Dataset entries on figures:

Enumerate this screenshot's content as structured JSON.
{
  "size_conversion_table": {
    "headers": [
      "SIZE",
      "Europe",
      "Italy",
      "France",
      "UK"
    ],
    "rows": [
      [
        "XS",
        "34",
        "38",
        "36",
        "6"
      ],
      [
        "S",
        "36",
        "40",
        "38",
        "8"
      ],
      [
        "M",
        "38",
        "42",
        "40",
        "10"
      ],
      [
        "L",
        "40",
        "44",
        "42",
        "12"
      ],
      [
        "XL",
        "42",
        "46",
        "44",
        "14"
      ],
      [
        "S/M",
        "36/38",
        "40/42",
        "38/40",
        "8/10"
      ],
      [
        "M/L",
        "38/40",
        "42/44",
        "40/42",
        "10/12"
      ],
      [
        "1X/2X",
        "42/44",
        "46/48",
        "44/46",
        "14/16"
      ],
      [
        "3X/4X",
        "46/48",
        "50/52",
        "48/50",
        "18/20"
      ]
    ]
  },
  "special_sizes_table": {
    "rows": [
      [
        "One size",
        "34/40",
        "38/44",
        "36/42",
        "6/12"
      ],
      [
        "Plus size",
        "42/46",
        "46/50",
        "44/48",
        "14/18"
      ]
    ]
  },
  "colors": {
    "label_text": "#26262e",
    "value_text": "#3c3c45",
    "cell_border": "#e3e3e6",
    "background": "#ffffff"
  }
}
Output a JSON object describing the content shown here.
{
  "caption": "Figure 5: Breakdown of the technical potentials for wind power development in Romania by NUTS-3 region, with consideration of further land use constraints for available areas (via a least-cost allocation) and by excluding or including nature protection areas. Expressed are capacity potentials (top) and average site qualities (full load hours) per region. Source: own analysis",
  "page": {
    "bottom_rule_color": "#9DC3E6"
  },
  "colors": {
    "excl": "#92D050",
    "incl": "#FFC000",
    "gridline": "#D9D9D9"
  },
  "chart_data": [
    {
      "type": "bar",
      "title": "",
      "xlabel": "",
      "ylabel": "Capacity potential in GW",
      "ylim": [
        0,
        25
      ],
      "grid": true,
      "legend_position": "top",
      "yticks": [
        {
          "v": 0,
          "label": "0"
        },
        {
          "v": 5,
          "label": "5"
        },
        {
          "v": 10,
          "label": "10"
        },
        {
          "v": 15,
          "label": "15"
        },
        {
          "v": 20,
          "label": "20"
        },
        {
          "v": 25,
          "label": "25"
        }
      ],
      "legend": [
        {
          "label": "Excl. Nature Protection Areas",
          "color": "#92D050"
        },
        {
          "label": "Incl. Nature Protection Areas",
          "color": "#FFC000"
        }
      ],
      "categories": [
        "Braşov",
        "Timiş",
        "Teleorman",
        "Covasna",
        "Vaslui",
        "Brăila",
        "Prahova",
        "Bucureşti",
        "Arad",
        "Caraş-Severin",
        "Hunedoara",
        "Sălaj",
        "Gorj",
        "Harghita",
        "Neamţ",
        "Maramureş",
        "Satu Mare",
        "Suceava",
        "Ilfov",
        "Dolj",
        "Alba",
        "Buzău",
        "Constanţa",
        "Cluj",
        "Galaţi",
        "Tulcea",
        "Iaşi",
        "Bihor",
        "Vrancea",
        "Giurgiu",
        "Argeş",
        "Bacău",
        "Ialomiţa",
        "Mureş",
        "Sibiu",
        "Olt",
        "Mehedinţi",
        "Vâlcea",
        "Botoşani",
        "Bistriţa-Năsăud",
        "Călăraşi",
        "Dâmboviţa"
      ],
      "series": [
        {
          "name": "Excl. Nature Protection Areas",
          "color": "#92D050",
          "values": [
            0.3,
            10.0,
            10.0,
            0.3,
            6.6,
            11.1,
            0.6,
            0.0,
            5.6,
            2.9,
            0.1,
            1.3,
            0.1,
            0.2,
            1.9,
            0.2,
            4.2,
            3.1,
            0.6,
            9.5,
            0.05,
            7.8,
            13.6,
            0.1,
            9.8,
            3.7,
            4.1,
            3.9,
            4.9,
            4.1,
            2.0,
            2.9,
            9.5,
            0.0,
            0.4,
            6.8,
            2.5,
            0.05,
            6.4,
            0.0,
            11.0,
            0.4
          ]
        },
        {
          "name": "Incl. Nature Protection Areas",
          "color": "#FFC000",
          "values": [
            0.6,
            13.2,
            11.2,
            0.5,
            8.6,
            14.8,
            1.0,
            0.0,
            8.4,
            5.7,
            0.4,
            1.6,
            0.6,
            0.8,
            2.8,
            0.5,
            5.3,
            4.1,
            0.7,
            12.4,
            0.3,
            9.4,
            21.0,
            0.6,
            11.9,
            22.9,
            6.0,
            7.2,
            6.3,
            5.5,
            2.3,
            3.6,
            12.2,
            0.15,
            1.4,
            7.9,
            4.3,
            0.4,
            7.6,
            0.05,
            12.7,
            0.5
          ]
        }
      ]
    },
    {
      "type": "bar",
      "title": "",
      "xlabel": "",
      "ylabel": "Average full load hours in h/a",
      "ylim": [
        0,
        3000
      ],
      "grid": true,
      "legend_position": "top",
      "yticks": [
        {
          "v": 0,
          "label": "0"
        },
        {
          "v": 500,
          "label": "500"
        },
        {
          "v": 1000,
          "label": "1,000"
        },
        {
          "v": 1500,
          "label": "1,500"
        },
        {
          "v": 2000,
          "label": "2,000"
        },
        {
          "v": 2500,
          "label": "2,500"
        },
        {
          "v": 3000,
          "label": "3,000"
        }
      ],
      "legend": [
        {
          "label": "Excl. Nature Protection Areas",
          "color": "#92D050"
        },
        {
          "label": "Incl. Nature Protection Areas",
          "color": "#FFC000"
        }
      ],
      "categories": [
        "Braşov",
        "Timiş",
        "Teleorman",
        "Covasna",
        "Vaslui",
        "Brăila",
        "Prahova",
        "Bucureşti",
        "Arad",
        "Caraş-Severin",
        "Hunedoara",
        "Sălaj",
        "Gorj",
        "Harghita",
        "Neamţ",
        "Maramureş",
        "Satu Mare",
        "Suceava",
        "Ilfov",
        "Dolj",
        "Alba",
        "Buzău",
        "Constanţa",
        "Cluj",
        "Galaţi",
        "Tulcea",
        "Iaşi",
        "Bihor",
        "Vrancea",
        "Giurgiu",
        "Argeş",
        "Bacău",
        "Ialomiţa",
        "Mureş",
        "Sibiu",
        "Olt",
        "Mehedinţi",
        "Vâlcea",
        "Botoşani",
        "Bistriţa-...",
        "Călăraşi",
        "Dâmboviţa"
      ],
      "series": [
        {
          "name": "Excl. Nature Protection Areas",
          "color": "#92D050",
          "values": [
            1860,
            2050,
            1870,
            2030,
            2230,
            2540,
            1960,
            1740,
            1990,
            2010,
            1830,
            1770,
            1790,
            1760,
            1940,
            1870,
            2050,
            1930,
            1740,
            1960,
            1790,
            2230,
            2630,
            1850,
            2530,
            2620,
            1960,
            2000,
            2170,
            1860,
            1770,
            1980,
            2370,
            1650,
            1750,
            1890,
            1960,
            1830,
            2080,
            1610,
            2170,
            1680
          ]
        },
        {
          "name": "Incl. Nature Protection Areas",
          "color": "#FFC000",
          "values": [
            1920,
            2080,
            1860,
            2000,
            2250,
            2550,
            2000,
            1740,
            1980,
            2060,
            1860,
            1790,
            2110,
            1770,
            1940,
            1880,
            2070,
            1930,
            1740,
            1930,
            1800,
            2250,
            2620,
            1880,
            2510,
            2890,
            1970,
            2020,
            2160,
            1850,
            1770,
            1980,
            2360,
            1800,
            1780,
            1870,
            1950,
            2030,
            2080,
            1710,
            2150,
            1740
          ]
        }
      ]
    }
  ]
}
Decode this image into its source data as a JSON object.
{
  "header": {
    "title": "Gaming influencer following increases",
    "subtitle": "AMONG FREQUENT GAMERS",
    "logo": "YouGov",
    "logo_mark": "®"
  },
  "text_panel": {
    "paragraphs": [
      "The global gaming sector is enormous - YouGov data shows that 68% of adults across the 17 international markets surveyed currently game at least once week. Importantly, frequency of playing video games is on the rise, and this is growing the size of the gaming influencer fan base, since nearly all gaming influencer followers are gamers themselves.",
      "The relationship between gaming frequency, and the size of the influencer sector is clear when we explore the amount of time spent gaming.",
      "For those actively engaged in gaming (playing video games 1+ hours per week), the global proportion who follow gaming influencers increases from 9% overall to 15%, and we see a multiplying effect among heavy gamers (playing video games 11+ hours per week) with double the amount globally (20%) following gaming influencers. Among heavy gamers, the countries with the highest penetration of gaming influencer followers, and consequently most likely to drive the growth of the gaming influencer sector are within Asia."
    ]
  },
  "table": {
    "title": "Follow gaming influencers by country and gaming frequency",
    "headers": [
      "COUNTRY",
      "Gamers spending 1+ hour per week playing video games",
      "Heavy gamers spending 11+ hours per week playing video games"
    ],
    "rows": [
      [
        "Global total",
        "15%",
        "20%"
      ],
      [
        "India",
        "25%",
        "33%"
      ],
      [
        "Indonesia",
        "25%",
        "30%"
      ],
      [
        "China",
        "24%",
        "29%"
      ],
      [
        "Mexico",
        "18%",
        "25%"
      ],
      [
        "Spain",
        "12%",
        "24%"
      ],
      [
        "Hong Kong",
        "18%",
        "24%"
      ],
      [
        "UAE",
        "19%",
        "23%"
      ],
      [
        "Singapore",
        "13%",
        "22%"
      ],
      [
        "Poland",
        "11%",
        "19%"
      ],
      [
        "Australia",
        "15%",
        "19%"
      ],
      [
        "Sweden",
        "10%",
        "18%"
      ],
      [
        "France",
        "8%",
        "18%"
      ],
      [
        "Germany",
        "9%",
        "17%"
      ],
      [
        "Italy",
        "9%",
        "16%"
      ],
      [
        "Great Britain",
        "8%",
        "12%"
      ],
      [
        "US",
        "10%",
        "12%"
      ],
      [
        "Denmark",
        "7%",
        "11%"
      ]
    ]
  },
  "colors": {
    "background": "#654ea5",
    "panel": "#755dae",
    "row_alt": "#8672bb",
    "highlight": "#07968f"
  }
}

# [Task instructions]
Find each line with the string "spending" and copy it out.

# [In response]
      "Gamers spending 1+ hour per week playing video games",
      "Heavy gamers spending 11+ hours per week playing video games"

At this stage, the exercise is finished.